_PROVIDED RECORDS:_
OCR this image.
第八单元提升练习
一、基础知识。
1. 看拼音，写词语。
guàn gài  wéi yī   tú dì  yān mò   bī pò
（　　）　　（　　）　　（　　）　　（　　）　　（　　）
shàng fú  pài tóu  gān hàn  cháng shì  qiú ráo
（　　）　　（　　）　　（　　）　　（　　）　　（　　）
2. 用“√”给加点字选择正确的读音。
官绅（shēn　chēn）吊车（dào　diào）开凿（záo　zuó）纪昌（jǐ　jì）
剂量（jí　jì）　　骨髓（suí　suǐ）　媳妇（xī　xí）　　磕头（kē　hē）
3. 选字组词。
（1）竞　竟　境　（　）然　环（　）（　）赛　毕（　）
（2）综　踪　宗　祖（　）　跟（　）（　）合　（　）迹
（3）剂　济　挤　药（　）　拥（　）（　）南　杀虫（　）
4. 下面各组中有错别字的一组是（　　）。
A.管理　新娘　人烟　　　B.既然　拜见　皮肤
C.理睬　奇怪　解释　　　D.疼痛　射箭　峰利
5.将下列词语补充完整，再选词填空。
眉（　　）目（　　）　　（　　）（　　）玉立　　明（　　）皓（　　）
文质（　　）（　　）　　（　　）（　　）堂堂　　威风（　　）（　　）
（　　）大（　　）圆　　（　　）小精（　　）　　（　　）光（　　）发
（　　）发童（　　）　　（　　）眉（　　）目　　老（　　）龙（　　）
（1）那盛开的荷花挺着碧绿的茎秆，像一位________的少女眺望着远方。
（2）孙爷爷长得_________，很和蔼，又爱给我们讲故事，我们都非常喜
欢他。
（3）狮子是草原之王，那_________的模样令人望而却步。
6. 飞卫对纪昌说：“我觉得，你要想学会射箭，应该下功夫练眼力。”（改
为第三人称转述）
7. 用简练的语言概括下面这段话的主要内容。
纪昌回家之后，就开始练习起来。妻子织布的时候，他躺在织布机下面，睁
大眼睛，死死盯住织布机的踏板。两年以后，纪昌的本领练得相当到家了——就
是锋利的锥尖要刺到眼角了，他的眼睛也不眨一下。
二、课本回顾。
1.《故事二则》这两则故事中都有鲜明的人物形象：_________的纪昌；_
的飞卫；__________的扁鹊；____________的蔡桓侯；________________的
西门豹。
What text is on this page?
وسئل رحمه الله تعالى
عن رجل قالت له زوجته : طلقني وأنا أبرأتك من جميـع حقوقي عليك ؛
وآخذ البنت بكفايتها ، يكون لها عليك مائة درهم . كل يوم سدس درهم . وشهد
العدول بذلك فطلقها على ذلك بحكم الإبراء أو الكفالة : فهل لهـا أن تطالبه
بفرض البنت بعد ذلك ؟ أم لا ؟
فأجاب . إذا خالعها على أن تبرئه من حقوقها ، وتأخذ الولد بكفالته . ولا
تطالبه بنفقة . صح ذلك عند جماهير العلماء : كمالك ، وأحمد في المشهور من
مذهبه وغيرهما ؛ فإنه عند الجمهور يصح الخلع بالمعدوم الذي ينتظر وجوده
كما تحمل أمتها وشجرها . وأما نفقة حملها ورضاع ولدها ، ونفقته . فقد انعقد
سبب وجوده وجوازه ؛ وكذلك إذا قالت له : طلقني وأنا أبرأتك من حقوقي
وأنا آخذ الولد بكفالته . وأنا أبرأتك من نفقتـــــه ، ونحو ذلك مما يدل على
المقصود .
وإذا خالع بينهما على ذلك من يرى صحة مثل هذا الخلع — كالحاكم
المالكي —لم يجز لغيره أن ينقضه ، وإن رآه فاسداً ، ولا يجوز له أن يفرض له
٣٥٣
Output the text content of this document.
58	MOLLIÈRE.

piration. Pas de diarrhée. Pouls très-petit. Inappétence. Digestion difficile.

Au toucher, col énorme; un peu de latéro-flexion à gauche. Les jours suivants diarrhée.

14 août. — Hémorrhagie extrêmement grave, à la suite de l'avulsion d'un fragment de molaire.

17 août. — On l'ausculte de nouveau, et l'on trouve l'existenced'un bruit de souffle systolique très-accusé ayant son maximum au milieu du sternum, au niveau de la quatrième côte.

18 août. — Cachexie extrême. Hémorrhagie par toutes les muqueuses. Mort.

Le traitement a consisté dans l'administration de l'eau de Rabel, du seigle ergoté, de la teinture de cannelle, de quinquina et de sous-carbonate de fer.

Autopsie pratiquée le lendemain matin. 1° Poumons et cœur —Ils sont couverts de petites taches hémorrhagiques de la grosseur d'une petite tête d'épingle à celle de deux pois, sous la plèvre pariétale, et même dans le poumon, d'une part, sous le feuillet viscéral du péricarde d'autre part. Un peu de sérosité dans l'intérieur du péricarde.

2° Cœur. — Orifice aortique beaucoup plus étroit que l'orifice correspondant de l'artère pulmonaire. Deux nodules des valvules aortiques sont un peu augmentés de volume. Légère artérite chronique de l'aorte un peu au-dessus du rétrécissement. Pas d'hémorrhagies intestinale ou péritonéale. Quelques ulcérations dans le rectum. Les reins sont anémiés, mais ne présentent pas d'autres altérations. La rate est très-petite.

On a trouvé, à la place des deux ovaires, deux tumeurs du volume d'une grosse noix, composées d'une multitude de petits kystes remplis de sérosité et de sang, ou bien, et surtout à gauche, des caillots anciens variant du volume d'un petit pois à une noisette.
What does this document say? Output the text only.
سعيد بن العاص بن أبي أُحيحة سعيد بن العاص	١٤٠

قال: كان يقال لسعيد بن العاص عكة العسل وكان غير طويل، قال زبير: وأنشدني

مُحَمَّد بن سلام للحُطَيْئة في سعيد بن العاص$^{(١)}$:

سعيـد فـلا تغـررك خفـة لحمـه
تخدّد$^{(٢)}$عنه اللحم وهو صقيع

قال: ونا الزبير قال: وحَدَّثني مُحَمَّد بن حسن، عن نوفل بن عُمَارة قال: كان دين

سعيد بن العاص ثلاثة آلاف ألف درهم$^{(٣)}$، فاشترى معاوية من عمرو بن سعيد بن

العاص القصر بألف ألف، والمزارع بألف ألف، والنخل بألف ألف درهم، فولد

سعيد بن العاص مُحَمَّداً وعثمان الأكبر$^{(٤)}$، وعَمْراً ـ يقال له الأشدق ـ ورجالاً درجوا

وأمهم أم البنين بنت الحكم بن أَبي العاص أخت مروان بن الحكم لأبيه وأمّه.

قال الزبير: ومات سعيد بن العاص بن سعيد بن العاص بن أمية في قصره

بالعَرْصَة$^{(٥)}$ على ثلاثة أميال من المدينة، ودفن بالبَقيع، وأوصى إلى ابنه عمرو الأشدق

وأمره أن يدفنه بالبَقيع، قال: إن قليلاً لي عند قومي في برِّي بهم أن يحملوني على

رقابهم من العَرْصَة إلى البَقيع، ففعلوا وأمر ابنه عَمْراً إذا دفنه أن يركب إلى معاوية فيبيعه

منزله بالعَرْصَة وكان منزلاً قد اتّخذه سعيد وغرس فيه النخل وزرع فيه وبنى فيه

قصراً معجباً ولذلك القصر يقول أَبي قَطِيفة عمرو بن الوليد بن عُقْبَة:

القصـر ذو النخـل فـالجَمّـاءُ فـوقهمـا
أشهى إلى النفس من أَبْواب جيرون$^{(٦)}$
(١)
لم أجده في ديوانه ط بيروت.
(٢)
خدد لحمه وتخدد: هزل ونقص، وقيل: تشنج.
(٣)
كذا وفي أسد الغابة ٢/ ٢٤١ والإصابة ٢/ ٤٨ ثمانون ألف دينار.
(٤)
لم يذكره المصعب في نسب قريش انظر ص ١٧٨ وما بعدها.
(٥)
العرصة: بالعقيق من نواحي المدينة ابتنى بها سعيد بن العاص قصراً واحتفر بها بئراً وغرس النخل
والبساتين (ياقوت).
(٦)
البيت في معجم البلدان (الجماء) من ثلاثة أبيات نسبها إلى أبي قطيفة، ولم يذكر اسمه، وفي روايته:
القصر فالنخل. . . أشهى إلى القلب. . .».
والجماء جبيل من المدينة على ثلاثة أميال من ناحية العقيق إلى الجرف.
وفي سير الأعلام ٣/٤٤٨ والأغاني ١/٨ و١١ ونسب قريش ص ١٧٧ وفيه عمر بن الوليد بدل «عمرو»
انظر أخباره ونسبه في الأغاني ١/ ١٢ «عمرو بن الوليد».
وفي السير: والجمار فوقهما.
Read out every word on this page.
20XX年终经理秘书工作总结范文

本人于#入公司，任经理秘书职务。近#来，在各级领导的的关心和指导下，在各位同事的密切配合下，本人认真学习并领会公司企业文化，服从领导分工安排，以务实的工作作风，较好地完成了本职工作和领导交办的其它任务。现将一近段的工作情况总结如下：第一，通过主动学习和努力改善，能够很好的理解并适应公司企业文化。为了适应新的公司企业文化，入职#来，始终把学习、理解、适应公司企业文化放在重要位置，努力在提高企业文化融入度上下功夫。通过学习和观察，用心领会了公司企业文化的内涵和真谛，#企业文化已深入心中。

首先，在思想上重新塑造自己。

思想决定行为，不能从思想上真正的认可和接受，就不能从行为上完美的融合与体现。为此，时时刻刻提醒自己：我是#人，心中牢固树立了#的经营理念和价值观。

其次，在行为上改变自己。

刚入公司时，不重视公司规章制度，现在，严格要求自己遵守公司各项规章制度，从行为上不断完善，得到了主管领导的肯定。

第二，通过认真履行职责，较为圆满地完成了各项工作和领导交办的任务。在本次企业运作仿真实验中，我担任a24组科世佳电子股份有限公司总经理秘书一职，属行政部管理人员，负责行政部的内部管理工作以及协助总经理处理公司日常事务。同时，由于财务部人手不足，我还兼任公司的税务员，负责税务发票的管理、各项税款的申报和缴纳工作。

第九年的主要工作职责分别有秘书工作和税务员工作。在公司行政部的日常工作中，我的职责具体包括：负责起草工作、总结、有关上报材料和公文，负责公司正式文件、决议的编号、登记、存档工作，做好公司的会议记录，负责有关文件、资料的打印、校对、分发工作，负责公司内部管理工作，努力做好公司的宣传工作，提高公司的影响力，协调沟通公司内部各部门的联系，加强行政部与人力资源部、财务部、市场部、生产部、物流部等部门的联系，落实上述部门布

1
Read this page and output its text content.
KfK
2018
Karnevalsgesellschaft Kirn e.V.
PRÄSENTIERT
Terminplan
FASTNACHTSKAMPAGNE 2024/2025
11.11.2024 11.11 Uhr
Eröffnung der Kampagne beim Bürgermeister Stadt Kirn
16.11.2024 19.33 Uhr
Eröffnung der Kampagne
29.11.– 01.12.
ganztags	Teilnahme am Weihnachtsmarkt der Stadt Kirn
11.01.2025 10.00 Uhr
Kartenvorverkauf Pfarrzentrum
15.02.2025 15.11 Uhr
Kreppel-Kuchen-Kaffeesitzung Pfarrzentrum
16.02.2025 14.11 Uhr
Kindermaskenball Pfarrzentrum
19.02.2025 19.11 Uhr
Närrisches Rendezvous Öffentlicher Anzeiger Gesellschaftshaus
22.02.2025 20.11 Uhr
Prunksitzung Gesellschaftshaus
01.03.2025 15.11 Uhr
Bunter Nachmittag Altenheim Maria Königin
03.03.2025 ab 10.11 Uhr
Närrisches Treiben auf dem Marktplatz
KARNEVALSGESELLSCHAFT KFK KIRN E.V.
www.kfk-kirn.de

_WHAT YOU HAVE TO DO:_ Check every line for "dans" and show the ones that have it.

_TASK OUTPUT:_
Le traitement a consisté dans l'administration de l'eau de Rabel, du seigle ergoté, de la teinture de cannelle, de quinquina et de sous-carbonate de fer.
Autopsie pratiquée le lendemain matin. 1° Poumons et cœur —Ils sont couverts de petites taches hémorrhagiques de la grosseur d'une petite tête d'épingle à celle de deux pois, sous la plèvre pariétale, et même dans le poumon, d'une part, sous le feuillet viscéral du péricarde d'autre part. Un peu de sérosité dans l'intérieur du péricarde.
2° Cœur. — Orifice aortique beaucoup plus étroit que l'orifice correspondant de l'artère pulmonaire. Deux nodules des valvules aortiques sont un peu augmentés de volume. Légère artérite chronique de l'aorte un peu au-dessus du rétrécissement. Pas d'hémorrhagies intestinale ou péritonéale. Quelques ulcérations dans le rectum. Les reins sont anémiés, mais ne présentent pas d'autres altérations. La rate est très-petite.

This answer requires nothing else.